▸ WRITTEN REQUEST:
Find the string "coordinate" in the data, then copy every line where it is found.

▸ MATERIALS PROVIDED:
○ ○ ○ ○ ○ ○ ○

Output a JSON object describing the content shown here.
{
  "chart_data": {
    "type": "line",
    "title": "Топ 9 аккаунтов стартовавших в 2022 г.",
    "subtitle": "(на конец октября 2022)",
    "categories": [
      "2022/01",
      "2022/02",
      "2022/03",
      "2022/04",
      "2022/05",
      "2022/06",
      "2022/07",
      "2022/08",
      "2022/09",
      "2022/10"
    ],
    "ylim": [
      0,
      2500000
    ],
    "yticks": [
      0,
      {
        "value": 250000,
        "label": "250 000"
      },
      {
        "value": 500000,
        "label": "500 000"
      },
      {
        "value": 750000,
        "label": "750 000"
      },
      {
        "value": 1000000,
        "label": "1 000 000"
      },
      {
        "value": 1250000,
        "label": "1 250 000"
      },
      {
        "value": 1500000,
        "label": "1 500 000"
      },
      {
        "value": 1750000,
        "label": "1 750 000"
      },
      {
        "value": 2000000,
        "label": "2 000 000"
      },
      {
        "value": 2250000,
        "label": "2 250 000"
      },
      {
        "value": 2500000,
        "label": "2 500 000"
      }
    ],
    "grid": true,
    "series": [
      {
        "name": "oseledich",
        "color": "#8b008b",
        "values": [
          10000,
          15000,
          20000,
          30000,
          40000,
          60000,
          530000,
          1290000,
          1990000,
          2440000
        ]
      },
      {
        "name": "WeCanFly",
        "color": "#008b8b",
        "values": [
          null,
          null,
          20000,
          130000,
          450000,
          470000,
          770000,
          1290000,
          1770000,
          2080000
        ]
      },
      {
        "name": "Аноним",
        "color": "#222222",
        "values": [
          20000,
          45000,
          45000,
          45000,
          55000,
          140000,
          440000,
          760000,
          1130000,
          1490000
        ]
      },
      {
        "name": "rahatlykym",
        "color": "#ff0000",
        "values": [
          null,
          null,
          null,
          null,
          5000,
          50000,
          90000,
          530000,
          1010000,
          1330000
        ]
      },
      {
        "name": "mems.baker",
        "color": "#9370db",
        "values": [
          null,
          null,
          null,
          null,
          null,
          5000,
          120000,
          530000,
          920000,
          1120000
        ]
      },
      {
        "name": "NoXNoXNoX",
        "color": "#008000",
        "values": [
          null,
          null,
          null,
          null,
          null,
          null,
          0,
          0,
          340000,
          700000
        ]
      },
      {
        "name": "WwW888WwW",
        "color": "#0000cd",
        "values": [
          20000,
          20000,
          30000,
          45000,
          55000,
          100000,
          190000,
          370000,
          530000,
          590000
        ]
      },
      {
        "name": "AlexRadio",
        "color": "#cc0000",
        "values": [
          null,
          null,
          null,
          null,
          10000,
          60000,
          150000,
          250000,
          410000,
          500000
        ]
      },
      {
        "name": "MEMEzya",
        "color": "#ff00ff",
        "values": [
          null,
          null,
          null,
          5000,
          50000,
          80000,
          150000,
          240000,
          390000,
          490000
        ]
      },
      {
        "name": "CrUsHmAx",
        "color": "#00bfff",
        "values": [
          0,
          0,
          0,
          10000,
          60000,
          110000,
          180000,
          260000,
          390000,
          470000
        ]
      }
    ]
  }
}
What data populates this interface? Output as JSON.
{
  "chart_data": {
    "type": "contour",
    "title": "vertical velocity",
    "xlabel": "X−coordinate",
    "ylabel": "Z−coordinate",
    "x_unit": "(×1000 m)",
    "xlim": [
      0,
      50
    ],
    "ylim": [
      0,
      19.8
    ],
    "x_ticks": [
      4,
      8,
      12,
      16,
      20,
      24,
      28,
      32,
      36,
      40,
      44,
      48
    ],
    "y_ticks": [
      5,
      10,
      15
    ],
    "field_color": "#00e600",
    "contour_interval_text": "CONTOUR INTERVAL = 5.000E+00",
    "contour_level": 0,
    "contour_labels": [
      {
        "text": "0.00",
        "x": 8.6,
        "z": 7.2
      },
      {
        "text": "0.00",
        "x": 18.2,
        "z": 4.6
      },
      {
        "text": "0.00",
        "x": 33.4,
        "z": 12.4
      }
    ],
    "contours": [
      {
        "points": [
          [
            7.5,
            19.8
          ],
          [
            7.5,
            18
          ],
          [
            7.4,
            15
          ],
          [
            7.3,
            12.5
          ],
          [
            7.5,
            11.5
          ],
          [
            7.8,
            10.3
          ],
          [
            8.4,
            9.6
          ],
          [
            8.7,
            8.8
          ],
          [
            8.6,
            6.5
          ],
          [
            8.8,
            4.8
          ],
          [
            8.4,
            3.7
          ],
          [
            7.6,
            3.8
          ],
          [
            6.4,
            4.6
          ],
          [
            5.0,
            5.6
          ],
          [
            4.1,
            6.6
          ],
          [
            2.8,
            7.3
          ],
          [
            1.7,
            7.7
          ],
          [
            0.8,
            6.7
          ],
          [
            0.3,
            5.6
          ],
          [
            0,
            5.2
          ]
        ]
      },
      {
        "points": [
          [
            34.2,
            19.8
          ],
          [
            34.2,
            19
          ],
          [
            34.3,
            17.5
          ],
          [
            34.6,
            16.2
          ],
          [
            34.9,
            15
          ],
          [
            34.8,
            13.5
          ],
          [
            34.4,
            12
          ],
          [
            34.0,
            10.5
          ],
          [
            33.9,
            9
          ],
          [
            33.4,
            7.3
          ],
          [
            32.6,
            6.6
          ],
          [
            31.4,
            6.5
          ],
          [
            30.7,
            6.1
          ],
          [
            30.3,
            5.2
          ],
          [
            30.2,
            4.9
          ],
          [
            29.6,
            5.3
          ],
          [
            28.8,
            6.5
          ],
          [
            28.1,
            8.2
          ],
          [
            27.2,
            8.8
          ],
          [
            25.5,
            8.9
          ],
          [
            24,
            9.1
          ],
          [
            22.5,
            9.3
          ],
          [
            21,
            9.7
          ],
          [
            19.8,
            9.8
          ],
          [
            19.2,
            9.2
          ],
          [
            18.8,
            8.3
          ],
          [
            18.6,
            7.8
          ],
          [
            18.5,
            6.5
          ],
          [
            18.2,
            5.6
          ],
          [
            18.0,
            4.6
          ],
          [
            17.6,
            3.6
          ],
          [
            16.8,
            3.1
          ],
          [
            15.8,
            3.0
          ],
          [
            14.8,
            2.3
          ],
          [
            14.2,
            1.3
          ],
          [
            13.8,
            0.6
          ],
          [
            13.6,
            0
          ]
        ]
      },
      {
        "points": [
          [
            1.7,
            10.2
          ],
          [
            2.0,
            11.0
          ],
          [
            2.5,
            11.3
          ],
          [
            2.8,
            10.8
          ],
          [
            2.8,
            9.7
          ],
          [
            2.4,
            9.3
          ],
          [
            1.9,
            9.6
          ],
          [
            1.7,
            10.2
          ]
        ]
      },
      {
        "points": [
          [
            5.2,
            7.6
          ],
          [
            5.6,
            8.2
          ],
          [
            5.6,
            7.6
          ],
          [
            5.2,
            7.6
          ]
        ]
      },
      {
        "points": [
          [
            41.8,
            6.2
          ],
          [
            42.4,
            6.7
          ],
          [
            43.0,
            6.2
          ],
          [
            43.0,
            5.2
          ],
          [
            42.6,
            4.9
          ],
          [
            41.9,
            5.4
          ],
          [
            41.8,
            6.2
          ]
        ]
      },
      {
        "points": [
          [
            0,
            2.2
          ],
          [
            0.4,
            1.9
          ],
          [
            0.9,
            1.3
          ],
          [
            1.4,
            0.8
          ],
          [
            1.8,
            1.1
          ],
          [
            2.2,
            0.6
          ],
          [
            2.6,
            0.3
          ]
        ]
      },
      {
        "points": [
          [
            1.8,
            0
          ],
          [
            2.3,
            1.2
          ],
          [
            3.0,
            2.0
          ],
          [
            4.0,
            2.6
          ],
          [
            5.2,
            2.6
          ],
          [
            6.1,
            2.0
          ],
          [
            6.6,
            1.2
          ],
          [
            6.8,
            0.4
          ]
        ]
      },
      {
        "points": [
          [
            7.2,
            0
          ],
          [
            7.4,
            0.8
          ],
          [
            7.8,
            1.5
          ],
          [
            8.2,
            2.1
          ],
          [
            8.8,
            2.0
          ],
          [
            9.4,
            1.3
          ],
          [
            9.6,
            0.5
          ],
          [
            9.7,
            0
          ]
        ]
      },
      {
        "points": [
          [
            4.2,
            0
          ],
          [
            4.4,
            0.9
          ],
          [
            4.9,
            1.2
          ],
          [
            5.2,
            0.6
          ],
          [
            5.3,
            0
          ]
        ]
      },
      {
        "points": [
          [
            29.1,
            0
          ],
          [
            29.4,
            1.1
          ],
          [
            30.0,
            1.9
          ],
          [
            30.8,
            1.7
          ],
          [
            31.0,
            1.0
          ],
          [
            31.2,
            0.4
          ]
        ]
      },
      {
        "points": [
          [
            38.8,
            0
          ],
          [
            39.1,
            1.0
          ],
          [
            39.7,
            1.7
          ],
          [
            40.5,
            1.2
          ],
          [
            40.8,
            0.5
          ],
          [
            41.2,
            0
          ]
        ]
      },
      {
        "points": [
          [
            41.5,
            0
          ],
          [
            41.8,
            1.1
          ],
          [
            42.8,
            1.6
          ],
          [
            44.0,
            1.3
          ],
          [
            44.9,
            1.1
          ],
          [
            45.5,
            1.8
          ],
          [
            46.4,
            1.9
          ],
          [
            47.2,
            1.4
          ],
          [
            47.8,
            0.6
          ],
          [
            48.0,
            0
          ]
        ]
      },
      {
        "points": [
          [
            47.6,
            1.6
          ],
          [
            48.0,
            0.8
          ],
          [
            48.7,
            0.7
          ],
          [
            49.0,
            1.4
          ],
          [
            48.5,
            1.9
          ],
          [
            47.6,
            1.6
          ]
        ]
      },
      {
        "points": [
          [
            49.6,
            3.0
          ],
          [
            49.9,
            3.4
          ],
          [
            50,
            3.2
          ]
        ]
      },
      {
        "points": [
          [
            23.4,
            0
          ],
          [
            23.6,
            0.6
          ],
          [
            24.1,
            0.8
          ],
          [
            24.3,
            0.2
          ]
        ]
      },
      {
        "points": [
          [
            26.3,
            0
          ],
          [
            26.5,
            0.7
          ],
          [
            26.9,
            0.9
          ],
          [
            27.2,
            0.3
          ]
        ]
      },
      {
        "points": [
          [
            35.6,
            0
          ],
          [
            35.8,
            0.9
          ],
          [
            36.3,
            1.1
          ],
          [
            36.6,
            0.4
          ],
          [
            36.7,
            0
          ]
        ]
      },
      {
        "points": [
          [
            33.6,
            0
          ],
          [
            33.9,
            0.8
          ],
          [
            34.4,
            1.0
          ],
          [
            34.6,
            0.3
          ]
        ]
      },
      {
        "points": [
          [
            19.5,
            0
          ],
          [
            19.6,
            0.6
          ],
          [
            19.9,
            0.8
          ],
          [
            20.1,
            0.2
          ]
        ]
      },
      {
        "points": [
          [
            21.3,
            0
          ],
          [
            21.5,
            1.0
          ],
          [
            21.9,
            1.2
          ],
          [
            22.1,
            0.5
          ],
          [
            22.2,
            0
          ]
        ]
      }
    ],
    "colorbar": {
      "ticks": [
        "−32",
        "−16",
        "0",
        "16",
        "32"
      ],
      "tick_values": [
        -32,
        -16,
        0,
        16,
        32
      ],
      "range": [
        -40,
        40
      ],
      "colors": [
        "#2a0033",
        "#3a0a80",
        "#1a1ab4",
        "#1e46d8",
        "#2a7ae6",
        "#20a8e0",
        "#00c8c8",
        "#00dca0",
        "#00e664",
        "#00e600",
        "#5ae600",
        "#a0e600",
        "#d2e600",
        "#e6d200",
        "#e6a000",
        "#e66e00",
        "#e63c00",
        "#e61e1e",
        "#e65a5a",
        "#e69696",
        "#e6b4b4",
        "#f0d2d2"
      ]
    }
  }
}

○ ○ ○ ○ ○ ○ ○

▸ COMPLETE ANSWER:
    "xlabel": "X−coordinate",
    "ylabel": "Z−coordinate",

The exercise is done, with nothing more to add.